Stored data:
-- start --

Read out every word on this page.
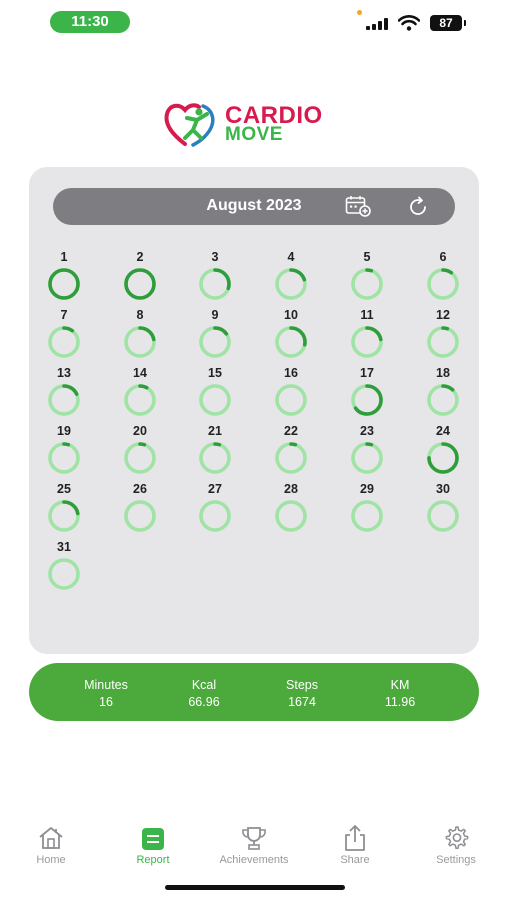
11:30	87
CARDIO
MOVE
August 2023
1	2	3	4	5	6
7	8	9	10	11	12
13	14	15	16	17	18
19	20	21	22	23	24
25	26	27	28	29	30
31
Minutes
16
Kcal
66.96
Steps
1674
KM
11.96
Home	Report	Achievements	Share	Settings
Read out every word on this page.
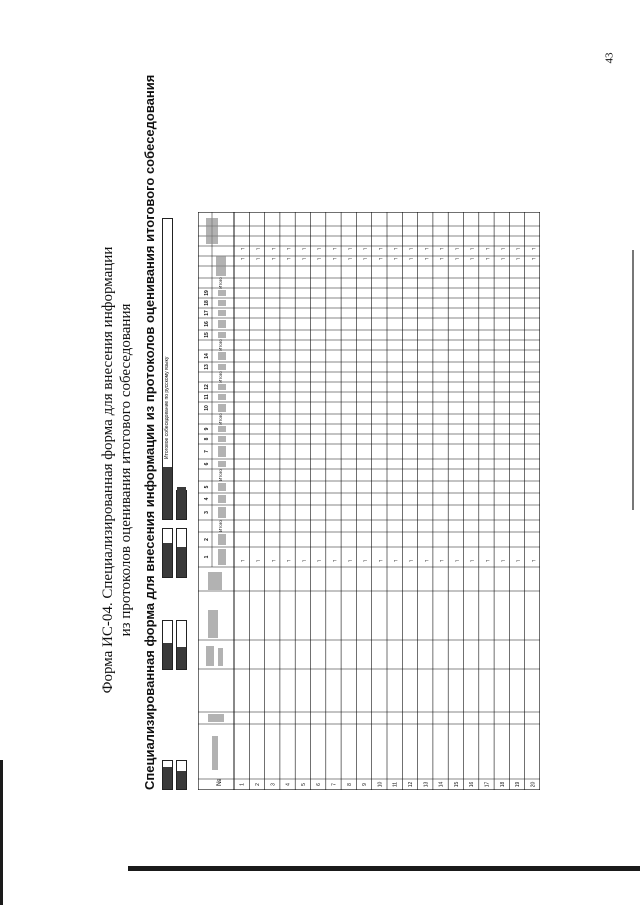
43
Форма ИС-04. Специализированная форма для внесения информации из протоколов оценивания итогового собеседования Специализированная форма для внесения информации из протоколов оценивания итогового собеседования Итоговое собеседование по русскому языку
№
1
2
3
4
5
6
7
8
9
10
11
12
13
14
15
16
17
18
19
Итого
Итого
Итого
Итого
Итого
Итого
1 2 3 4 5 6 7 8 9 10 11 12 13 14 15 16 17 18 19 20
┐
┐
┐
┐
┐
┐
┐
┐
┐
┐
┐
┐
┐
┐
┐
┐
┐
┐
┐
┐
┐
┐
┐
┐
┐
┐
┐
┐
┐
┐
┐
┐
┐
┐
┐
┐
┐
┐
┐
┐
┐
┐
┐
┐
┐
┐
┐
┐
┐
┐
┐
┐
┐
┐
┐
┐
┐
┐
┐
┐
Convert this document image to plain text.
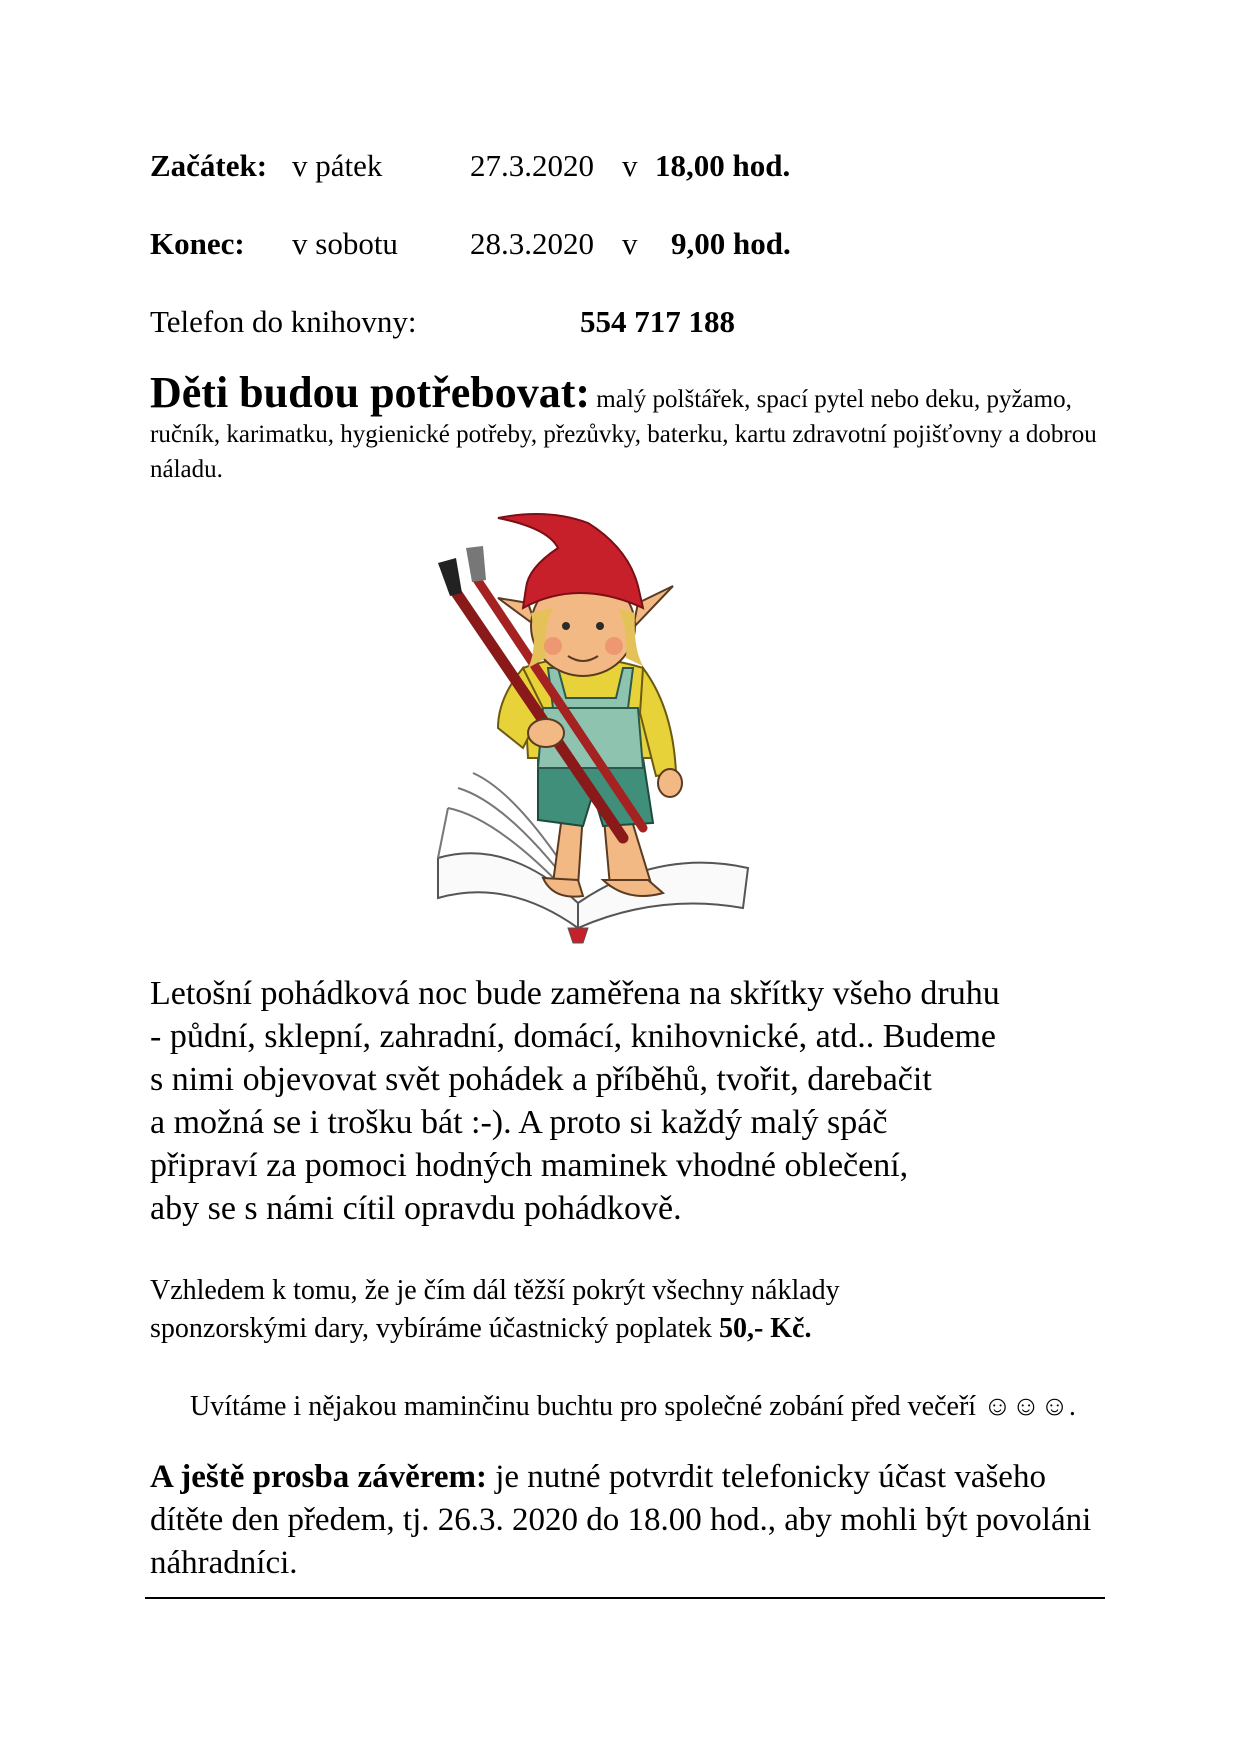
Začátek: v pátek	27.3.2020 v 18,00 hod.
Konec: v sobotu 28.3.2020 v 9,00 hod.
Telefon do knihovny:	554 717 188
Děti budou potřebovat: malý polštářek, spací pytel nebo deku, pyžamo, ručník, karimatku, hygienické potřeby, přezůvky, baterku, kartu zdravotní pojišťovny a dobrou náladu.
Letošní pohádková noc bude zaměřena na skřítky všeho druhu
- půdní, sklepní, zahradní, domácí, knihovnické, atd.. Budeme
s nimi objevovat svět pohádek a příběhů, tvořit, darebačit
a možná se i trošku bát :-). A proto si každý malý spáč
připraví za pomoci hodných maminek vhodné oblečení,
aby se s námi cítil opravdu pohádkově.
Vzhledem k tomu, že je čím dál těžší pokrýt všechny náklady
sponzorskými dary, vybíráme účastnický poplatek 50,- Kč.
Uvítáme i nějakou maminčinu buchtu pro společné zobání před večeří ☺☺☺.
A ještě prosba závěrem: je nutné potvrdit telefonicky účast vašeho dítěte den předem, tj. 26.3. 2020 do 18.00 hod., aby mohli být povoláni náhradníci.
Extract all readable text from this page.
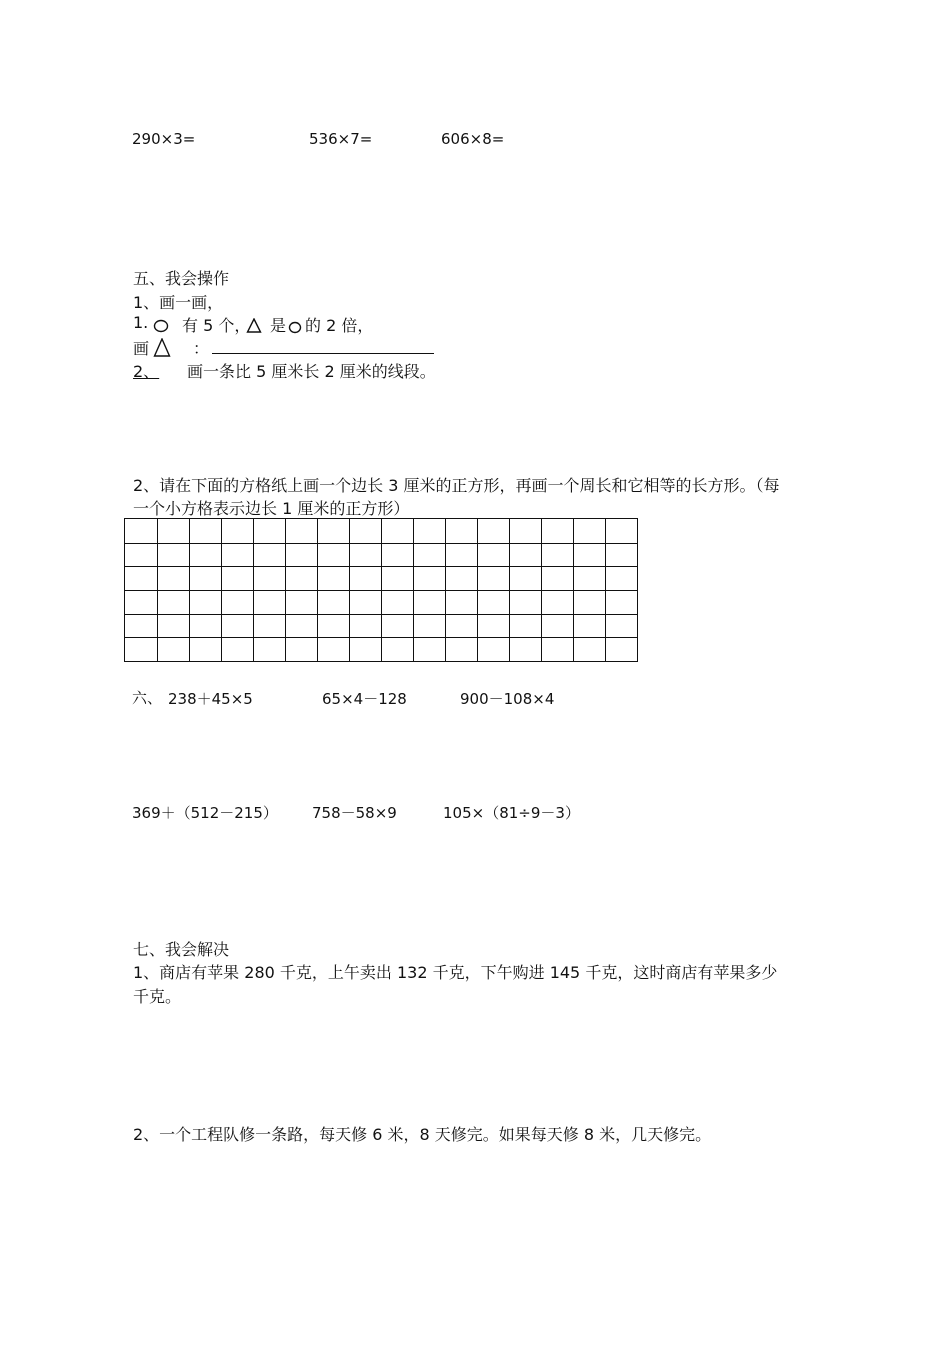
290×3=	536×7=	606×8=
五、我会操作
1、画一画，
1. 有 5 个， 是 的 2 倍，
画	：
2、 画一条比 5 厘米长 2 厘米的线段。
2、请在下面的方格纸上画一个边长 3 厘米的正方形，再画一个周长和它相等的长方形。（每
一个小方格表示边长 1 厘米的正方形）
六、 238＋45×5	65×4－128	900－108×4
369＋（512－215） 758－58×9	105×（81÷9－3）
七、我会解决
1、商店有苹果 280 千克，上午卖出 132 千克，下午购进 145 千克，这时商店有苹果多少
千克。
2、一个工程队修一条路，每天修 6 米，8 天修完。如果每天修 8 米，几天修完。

-- end --

◆ Given problem
Restate every record exactly, please; do not copy the pictures.

◆ Correct output
Read out every word on this page.
11:30	87
CARDIO
MOVE
August 2023
1	2	3	4	5	6
7	8	9	10	11	12
13	14	15	16	17	18
19	20	21	22	23	24
25	26	27	28	29	30
31
Minutes
16
Kcal
66.96
Steps
1674
KM
11.96
Home	Report	Achievements	Share	Settings
Read out every word on this page.
43
Форма ИС-04. Специализированная форма для внесения информации из протоколов оценивания итогового собеседования Специализированная форма для внесения информации из протоколов оценивания итогового собеседования Итоговое собеседование по русскому языку
№
1
2
3
4
5
6
7
8
9
10
11
12
13
14
15
16
17
18
19
Итого
Итого
Итого
Итого
Итого
Итого
1 2 3 4 5 6 7 8 9 10 11 12 13 14 15 16 17 18 19 20
┐
┐
┐
┐
┐
┐
┐
┐
┐
┐
┐
┐
┐
┐
┐
┐
┐
┐
┐
┐
┐
┐
┐
┐
┐
┐
┐
┐
┐
┐
┐
┐
┐
┐
┐
┐
┐
┐
┐
┐
┐
┐
┐
┐
┐
┐
┐
┐
┐
┐
┐
┐
┐
┐
┐
┐
┐
┐
┐
┐
Convert this document image to plain text.
Začátek: v pátek	27.3.2020 v 18,00 hod.
Konec: v sobotu 28.3.2020 v 9,00 hod.
Telefon do knihovny:	554 717 188
Děti budou potřebovat: malý polštářek, spací pytel nebo deku, pyžamo, ručník, karimatku, hygienické potřeby, přezůvky, baterku, kartu zdravotní pojišťovny a dobrou náladu.
Letošní pohádková noc bude zaměřena na skřítky všeho druhu
- půdní, sklepní, zahradní, domácí, knihovnické, atd.. Budeme
s nimi objevovat svět pohádek a příběhů, tvořit, darebačit
a možná se i trošku bát :-). A proto si každý malý spáč
připraví za pomoci hodných maminek vhodné oblečení,
aby se s námi cítil opravdu pohádkově.
Vzhledem k tomu, že je čím dál těžší pokrýt všechny náklady
sponzorskými dary, vybíráme účastnický poplatek 50,- Kč.
Uvítáme i nějakou maminčinu buchtu pro společné zobání před večeří ☺☺☺.
A ještě prosba závěrem: je nutné potvrdit telefonicky účast vašeho dítěte den předem, tj. 26.3. 2020 do 18.00 hod., aby mohli být povoláni náhradníci.
Extract all readable text from this page.
290×3=	536×7=	606×8=
五、我会操作
1、画一画，
1. 有 5 个， 是 的 2 倍，
画	：
2、 画一条比 5 厘米长 2 厘米的线段。
2、请在下面的方格纸上画一个边长 3 厘米的正方形，再画一个周长和它相等的长方形。（每
一个小方格表示边长 1 厘米的正方形）
六、 238＋45×5	65×4－128	900－108×4
369＋（512－215） 758－58×9	105×（81÷9－3）
七、我会解决
1、商店有苹果 280 千克，上午卖出 132 千克，下午购进 145 千克，这时商店有苹果多少
千克。
2、一个工程队修一条路，每天修 6 米，8 天修完。如果每天修 8 米，几天修完。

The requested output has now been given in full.